Reproduce verbatim the items from the start of the records through the line containing "x-tick-label: 100: [232, 567, 260, 580]", with both ends included.

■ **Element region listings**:
▼▼▼

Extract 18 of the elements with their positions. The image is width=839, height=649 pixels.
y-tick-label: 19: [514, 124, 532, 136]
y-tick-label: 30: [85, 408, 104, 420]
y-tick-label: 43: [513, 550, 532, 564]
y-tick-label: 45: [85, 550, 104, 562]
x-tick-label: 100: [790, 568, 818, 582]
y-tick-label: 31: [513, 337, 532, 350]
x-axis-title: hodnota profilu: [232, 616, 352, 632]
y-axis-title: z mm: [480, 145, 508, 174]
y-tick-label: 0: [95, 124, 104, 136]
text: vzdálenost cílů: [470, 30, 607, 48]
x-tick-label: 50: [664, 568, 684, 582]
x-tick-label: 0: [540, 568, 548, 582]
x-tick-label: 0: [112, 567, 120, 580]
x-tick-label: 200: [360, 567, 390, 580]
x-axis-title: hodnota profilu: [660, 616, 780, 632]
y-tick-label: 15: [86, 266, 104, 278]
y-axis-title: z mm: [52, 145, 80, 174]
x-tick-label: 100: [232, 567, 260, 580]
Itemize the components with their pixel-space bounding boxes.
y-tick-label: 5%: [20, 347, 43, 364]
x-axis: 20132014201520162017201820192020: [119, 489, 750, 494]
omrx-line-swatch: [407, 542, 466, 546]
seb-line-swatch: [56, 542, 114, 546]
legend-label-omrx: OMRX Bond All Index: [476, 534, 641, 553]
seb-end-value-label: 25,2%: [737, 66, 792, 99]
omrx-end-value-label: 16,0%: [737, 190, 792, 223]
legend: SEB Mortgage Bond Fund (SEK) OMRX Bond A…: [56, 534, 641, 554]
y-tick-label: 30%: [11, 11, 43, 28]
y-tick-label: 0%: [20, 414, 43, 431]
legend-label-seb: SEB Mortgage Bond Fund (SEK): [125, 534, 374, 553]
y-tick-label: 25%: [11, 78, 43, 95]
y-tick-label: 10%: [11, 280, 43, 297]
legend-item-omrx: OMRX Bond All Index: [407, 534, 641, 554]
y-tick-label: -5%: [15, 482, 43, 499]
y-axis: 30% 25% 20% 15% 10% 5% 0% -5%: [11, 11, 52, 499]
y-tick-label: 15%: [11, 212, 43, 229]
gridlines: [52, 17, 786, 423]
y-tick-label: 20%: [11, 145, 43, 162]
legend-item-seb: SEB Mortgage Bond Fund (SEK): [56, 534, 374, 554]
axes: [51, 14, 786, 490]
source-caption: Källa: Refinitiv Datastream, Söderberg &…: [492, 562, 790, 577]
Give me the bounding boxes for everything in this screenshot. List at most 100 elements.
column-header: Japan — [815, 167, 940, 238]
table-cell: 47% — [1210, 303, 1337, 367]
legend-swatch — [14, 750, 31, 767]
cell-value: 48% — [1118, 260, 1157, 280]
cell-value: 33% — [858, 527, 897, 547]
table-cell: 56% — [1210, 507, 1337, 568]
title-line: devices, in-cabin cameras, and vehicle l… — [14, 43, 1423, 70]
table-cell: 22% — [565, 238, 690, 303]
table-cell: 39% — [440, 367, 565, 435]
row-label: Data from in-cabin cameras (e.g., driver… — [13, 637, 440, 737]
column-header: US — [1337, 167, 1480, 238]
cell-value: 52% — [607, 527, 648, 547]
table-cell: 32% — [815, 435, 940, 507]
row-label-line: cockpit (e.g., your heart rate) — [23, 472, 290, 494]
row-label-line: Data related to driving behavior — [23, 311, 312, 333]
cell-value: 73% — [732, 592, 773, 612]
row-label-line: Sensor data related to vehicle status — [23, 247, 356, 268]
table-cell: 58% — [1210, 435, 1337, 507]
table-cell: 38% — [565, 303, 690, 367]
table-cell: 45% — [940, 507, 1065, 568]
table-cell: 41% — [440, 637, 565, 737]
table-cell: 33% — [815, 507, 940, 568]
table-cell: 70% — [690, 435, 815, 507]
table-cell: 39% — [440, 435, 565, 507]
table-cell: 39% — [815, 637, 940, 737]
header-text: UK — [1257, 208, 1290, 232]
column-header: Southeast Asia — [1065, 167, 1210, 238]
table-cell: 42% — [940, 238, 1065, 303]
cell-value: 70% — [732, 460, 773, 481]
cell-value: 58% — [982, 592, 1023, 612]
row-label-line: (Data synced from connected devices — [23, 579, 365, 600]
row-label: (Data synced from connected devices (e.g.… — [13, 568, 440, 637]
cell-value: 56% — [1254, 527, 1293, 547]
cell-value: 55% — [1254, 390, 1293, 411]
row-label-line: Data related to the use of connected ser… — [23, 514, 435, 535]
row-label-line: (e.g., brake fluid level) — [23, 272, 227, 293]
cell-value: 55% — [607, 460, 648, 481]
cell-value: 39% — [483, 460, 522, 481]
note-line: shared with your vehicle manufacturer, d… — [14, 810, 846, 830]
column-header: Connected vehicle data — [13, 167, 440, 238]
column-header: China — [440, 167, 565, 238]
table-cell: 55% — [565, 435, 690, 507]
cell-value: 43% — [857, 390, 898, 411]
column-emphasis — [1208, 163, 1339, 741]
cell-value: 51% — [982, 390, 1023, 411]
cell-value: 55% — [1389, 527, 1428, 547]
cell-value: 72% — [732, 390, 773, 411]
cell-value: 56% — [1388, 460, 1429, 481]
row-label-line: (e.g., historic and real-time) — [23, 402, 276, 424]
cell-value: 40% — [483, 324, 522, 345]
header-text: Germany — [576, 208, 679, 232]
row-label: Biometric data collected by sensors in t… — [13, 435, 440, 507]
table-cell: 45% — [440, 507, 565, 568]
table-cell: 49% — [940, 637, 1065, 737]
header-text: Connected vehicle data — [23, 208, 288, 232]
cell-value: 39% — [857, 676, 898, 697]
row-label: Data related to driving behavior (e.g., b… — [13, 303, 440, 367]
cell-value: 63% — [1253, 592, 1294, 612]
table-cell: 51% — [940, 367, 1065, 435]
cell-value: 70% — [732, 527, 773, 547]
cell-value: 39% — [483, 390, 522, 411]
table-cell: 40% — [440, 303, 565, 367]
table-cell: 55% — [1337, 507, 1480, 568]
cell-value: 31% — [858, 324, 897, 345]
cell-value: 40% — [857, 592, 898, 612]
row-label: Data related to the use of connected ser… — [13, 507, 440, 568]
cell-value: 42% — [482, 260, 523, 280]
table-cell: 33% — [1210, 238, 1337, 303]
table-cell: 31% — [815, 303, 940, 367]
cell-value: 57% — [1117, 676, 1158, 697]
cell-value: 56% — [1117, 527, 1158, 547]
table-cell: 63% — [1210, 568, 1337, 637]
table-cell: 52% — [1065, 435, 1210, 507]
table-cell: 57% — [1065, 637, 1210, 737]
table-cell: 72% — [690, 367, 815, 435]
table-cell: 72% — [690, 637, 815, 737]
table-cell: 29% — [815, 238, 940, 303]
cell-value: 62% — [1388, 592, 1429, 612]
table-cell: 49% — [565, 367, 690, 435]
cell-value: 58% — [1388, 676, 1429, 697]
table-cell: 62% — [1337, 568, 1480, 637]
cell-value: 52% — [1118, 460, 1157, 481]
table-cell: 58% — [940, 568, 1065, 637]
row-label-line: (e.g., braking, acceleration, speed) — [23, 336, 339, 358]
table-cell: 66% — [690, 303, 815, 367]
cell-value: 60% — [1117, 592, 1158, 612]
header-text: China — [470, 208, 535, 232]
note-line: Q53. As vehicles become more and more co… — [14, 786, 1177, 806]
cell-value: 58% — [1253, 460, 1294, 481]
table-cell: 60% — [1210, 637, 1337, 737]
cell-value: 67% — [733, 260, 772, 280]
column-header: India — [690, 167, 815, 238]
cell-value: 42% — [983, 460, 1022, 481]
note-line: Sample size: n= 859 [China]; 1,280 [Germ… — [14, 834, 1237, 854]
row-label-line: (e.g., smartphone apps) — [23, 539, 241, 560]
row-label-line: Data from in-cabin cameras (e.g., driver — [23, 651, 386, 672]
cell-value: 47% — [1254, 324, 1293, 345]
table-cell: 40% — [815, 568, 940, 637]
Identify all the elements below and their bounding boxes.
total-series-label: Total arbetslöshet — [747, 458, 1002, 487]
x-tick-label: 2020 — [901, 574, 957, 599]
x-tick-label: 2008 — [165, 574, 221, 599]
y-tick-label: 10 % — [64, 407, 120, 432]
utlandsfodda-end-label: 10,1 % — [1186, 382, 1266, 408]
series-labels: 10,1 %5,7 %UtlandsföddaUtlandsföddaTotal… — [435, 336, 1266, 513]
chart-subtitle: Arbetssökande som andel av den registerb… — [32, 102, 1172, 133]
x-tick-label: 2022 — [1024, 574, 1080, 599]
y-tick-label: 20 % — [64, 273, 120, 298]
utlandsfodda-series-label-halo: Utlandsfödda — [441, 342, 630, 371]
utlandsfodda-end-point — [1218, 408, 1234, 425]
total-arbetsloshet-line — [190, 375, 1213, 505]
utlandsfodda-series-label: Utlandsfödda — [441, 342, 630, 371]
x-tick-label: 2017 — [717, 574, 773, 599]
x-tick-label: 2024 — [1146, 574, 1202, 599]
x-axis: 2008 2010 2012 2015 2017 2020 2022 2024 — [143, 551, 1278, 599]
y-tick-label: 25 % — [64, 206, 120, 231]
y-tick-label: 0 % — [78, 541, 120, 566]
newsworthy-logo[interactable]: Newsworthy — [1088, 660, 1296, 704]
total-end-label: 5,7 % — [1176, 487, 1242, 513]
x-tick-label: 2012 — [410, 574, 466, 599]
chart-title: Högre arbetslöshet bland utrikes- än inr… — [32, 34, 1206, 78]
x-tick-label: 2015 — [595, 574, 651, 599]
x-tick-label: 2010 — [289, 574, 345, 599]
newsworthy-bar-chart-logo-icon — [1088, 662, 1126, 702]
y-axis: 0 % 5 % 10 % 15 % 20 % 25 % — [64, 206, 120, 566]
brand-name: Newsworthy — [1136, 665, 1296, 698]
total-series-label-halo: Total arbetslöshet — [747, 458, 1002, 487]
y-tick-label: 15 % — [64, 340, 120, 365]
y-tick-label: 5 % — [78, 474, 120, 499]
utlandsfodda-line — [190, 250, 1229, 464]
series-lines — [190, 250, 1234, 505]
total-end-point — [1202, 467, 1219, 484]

▲▲▲

■ **Full response**:
Extract 18 of the elements with their positions. The image is width=839, height=649 pixels.
y-tick-label: 19: [514, 124, 532, 136]
y-tick-label: 30: [85, 408, 104, 420]
y-tick-label: 43: [513, 550, 532, 564]
y-tick-label: 45: [85, 550, 104, 562]
x-tick-label: 100: [790, 568, 818, 582]
y-tick-label: 31: [513, 337, 532, 350]
x-axis-title: hodnota profilu: [232, 616, 352, 632]
y-axis-title: z mm: [480, 145, 508, 174]
y-tick-label: 0: [95, 124, 104, 136]
text: vzdálenost cílů: [470, 30, 607, 48]
x-tick-label: 50: [664, 568, 684, 582]
x-tick-label: 0: [540, 568, 548, 582]
x-tick-label: 0: [112, 567, 120, 580]
x-tick-label: 200: [360, 567, 390, 580]
x-axis-title: hodnota profilu: [660, 616, 780, 632]
y-tick-label: 15: [86, 266, 104, 278]
y-axis-title: z mm: [52, 145, 80, 174]
x-tick-label: 100: [232, 567, 260, 580]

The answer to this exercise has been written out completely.